◆ Prompt ◆
Select from the records below every line that has the word "unit" in it.

◆ Records to process ◆
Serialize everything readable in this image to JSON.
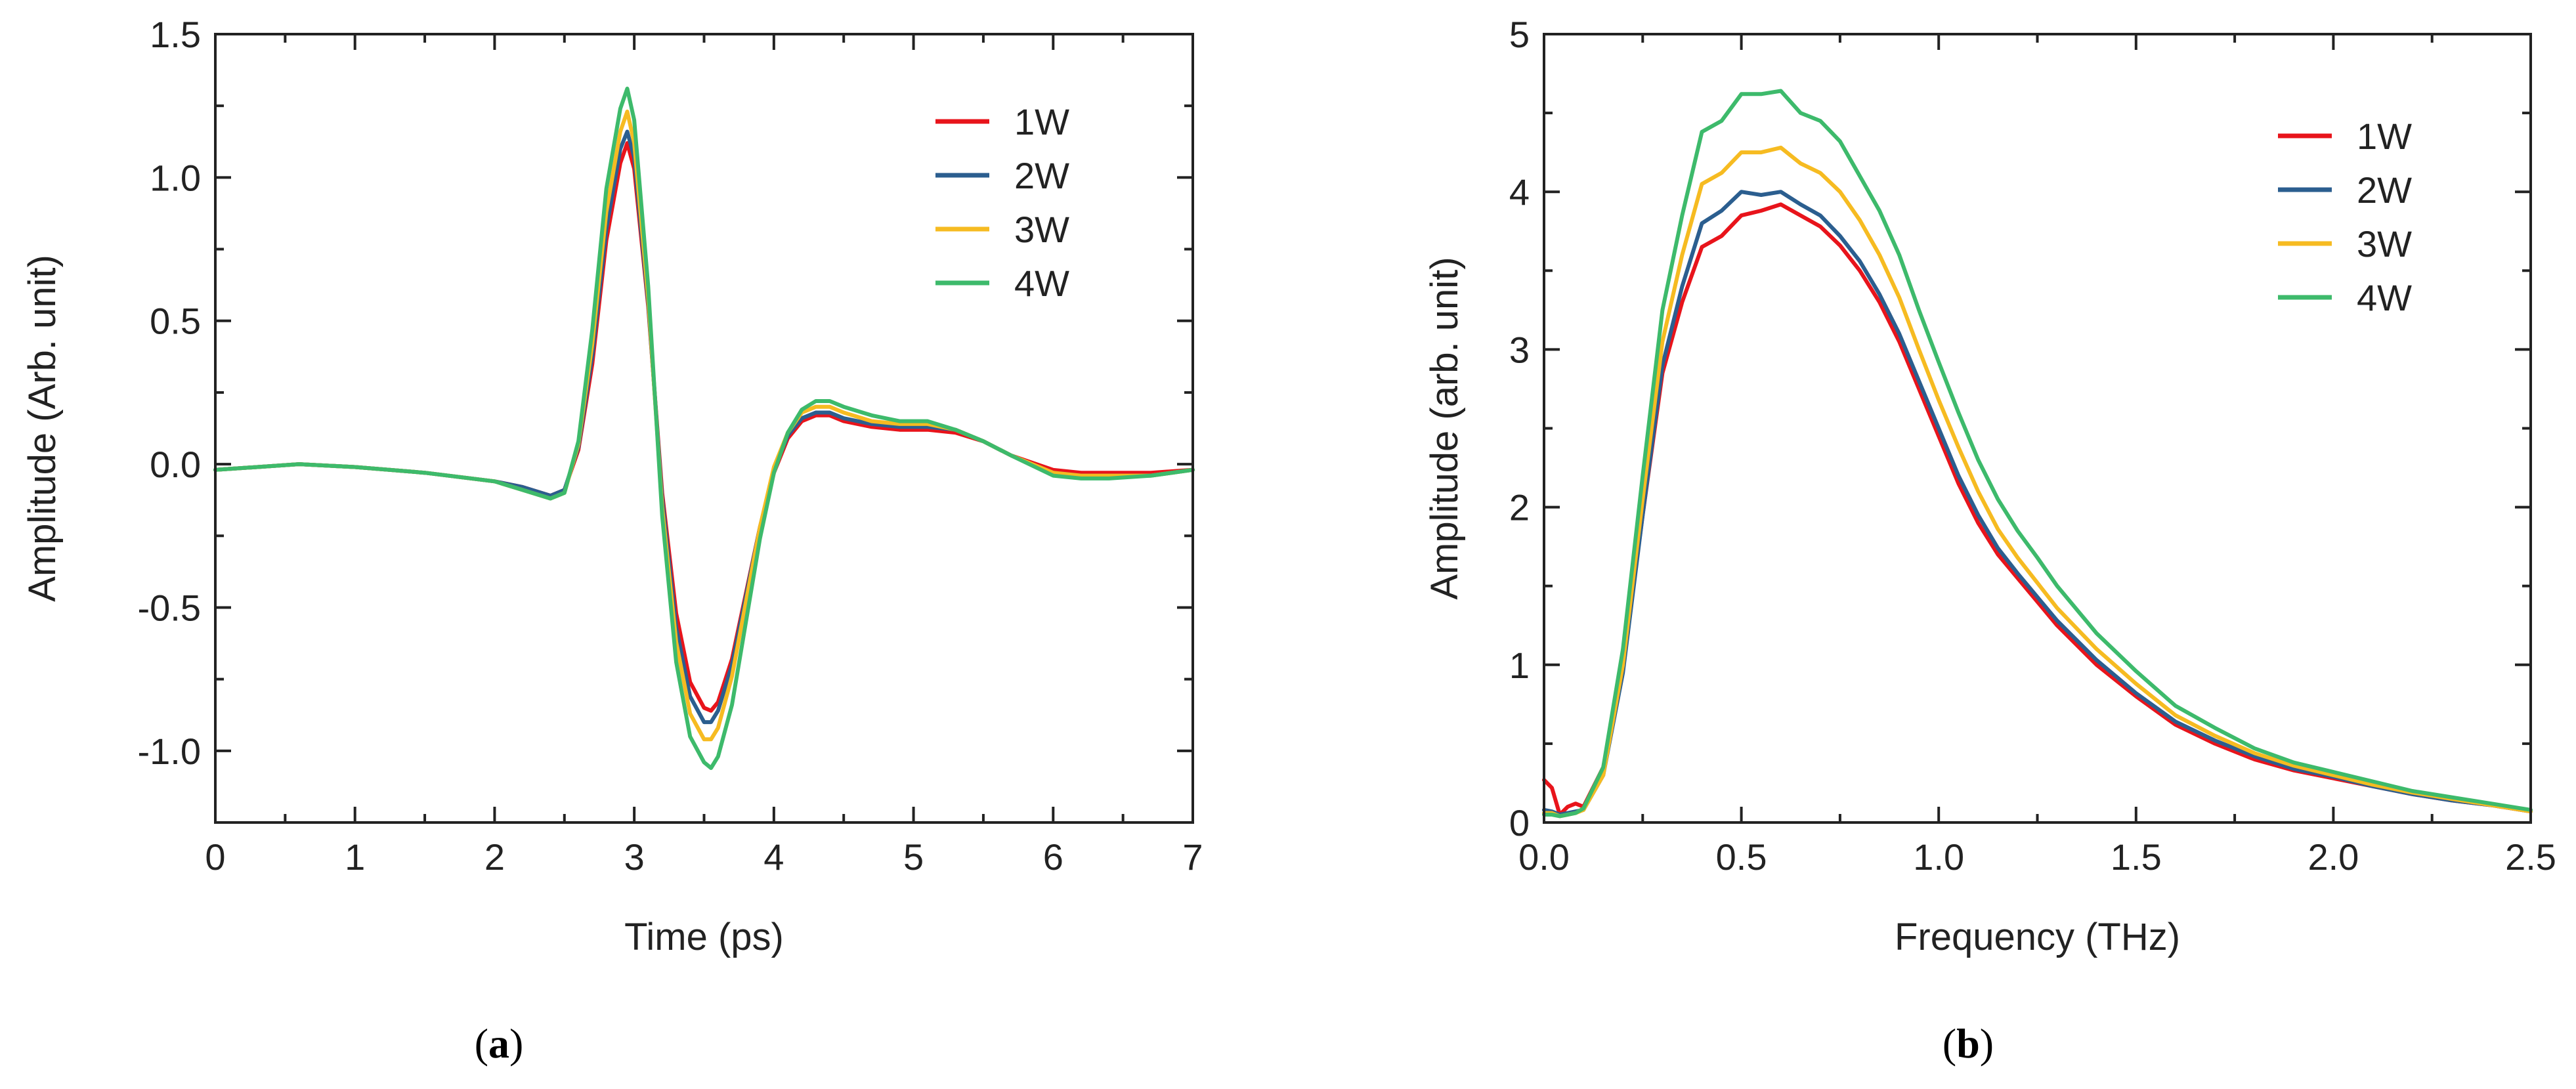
{
  "chart_data": [
    {
      "type": "line",
      "caption_letter": "a",
      "xlabel": "Time (ps)",
      "ylabel": "Amplitude (Arb. unit)",
      "xlim": [
        0,
        7
      ],
      "ylim": [
        -1.25,
        1.5
      ],
      "xticks": [
        0,
        1,
        2,
        3,
        4,
        5,
        6,
        7
      ],
      "xtick_labels": [
        "0",
        "1",
        "2",
        "3",
        "4",
        "5",
        "6",
        "7"
      ],
      "yticks": [
        -1.0,
        -0.5,
        0.0,
        0.5,
        1.0,
        1.5
      ],
      "ytick_labels": [
        "-1.0",
        "-0.5",
        "0.0",
        "0.5",
        "1.0",
        "1.5"
      ],
      "grid": false,
      "legend_position": "top-right",
      "x": [
        0,
        0.3,
        0.6,
        1.0,
        1.5,
        2.0,
        2.2,
        2.4,
        2.5,
        2.6,
        2.7,
        2.8,
        2.9,
        2.95,
        3.0,
        3.1,
        3.2,
        3.3,
        3.4,
        3.5,
        3.55,
        3.6,
        3.7,
        3.8,
        3.9,
        4.0,
        4.1,
        4.2,
        4.3,
        4.4,
        4.5,
        4.7,
        4.9,
        5.1,
        5.3,
        5.5,
        5.7,
        6.0,
        6.2,
        6.4,
        6.7,
        7.0
      ],
      "series": [
        {
          "name": "1W",
          "color": "#e8141b",
          "values": [
            -0.02,
            -0.01,
            0.0,
            -0.01,
            -0.03,
            -0.06,
            -0.08,
            -0.11,
            -0.09,
            0.05,
            0.35,
            0.78,
            1.05,
            1.12,
            1.03,
            0.55,
            -0.1,
            -0.52,
            -0.76,
            -0.85,
            -0.86,
            -0.83,
            -0.68,
            -0.45,
            -0.22,
            -0.03,
            0.09,
            0.15,
            0.17,
            0.17,
            0.15,
            0.13,
            0.12,
            0.12,
            0.11,
            0.08,
            0.03,
            -0.02,
            -0.03,
            -0.03,
            -0.03,
            -0.02
          ]
        },
        {
          "name": "2W",
          "color": "#2b5e8f",
          "values": [
            -0.02,
            -0.01,
            0.0,
            -0.01,
            -0.03,
            -0.06,
            -0.08,
            -0.11,
            -0.09,
            0.06,
            0.38,
            0.82,
            1.1,
            1.16,
            1.07,
            0.56,
            -0.12,
            -0.57,
            -0.81,
            -0.9,
            -0.9,
            -0.86,
            -0.7,
            -0.46,
            -0.22,
            -0.02,
            0.1,
            0.16,
            0.18,
            0.18,
            0.16,
            0.14,
            0.13,
            0.13,
            0.12,
            0.08,
            0.03,
            -0.03,
            -0.04,
            -0.04,
            -0.04,
            -0.02
          ]
        },
        {
          "name": "3W",
          "color": "#f6bb21",
          "values": [
            -0.02,
            -0.01,
            0.0,
            -0.01,
            -0.03,
            -0.06,
            -0.09,
            -0.12,
            -0.1,
            0.07,
            0.42,
            0.88,
            1.16,
            1.23,
            1.12,
            0.58,
            -0.15,
            -0.62,
            -0.87,
            -0.96,
            -0.96,
            -0.92,
            -0.74,
            -0.48,
            -0.22,
            -0.01,
            0.11,
            0.18,
            0.2,
            0.2,
            0.18,
            0.15,
            0.14,
            0.14,
            0.12,
            0.08,
            0.03,
            -0.03,
            -0.04,
            -0.04,
            -0.04,
            -0.02
          ]
        },
        {
          "name": "4W",
          "color": "#3dba6b",
          "values": [
            -0.02,
            -0.01,
            0.0,
            -0.01,
            -0.03,
            -0.06,
            -0.09,
            -0.12,
            -0.1,
            0.08,
            0.47,
            0.96,
            1.24,
            1.31,
            1.2,
            0.62,
            -0.18,
            -0.69,
            -0.95,
            -1.04,
            -1.06,
            -1.02,
            -0.84,
            -0.55,
            -0.26,
            -0.03,
            0.11,
            0.19,
            0.22,
            0.22,
            0.2,
            0.17,
            0.15,
            0.15,
            0.12,
            0.08,
            0.03,
            -0.04,
            -0.05,
            -0.05,
            -0.04,
            -0.02
          ]
        }
      ]
    },
    {
      "type": "line",
      "caption_letter": "b",
      "xlabel": "Frequency (THz)",
      "ylabel": "Amplitude (arb. unit)",
      "xlim": [
        0,
        2.5
      ],
      "ylim": [
        0,
        5
      ],
      "xticks": [
        0,
        0.5,
        1.0,
        1.5,
        2.0,
        2.5
      ],
      "xtick_labels": [
        "0.0",
        "0.5",
        "1.0",
        "1.5",
        "2.0",
        "2.5"
      ],
      "yticks": [
        0,
        1,
        2,
        3,
        4,
        5
      ],
      "ytick_labels": [
        "0",
        "1",
        "2",
        "3",
        "4",
        "5"
      ],
      "grid": false,
      "legend_position": "top-right",
      "x": [
        0,
        0.02,
        0.04,
        0.06,
        0.08,
        0.1,
        0.15,
        0.2,
        0.25,
        0.3,
        0.35,
        0.4,
        0.45,
        0.5,
        0.55,
        0.6,
        0.65,
        0.7,
        0.75,
        0.8,
        0.85,
        0.9,
        0.95,
        1.0,
        1.05,
        1.1,
        1.15,
        1.2,
        1.25,
        1.3,
        1.4,
        1.5,
        1.6,
        1.7,
        1.8,
        1.9,
        2.0,
        2.1,
        2.2,
        2.3,
        2.4,
        2.5
      ],
      "series": [
        {
          "name": "1W",
          "color": "#e8141b",
          "values": [
            0.27,
            0.22,
            0.05,
            0.1,
            0.12,
            0.1,
            0.35,
            1.0,
            1.95,
            2.85,
            3.3,
            3.65,
            3.72,
            3.85,
            3.88,
            3.92,
            3.85,
            3.78,
            3.66,
            3.5,
            3.3,
            3.05,
            2.75,
            2.45,
            2.15,
            1.9,
            1.7,
            1.55,
            1.4,
            1.25,
            1.0,
            0.8,
            0.62,
            0.5,
            0.4,
            0.33,
            0.28,
            0.23,
            0.18,
            0.14,
            0.11,
            0.07
          ]
        },
        {
          "name": "2W",
          "color": "#2b5e8f",
          "values": [
            0.08,
            0.07,
            0.05,
            0.06,
            0.07,
            0.08,
            0.3,
            0.95,
            1.95,
            2.9,
            3.4,
            3.8,
            3.88,
            4.0,
            3.98,
            4.0,
            3.92,
            3.85,
            3.72,
            3.56,
            3.35,
            3.1,
            2.8,
            2.5,
            2.2,
            1.95,
            1.74,
            1.58,
            1.43,
            1.28,
            1.03,
            0.82,
            0.64,
            0.52,
            0.42,
            0.34,
            0.29,
            0.23,
            0.18,
            0.14,
            0.11,
            0.07
          ]
        },
        {
          "name": "3W",
          "color": "#f6bb21",
          "values": [
            0.06,
            0.06,
            0.04,
            0.05,
            0.06,
            0.08,
            0.3,
            1.0,
            2.05,
            3.05,
            3.6,
            4.05,
            4.12,
            4.25,
            4.25,
            4.28,
            4.18,
            4.12,
            4.0,
            3.82,
            3.6,
            3.33,
            3.0,
            2.68,
            2.38,
            2.1,
            1.86,
            1.68,
            1.52,
            1.36,
            1.1,
            0.88,
            0.68,
            0.55,
            0.44,
            0.36,
            0.3,
            0.24,
            0.19,
            0.15,
            0.11,
            0.07
          ]
        },
        {
          "name": "4W",
          "color": "#3dba6b",
          "values": [
            0.05,
            0.05,
            0.04,
            0.05,
            0.06,
            0.09,
            0.35,
            1.1,
            2.2,
            3.25,
            3.85,
            4.38,
            4.45,
            4.62,
            4.62,
            4.64,
            4.5,
            4.45,
            4.32,
            4.1,
            3.88,
            3.6,
            3.25,
            2.92,
            2.6,
            2.3,
            2.05,
            1.85,
            1.68,
            1.5,
            1.2,
            0.96,
            0.74,
            0.6,
            0.47,
            0.38,
            0.32,
            0.26,
            0.2,
            0.16,
            0.12,
            0.08
          ]
        }
      ]
    }
  ]
}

◆ Task solution ◆
      "ylabel": "Amplitude (Arb. unit)",
      "ylabel": "Amplitude (arb. unit)",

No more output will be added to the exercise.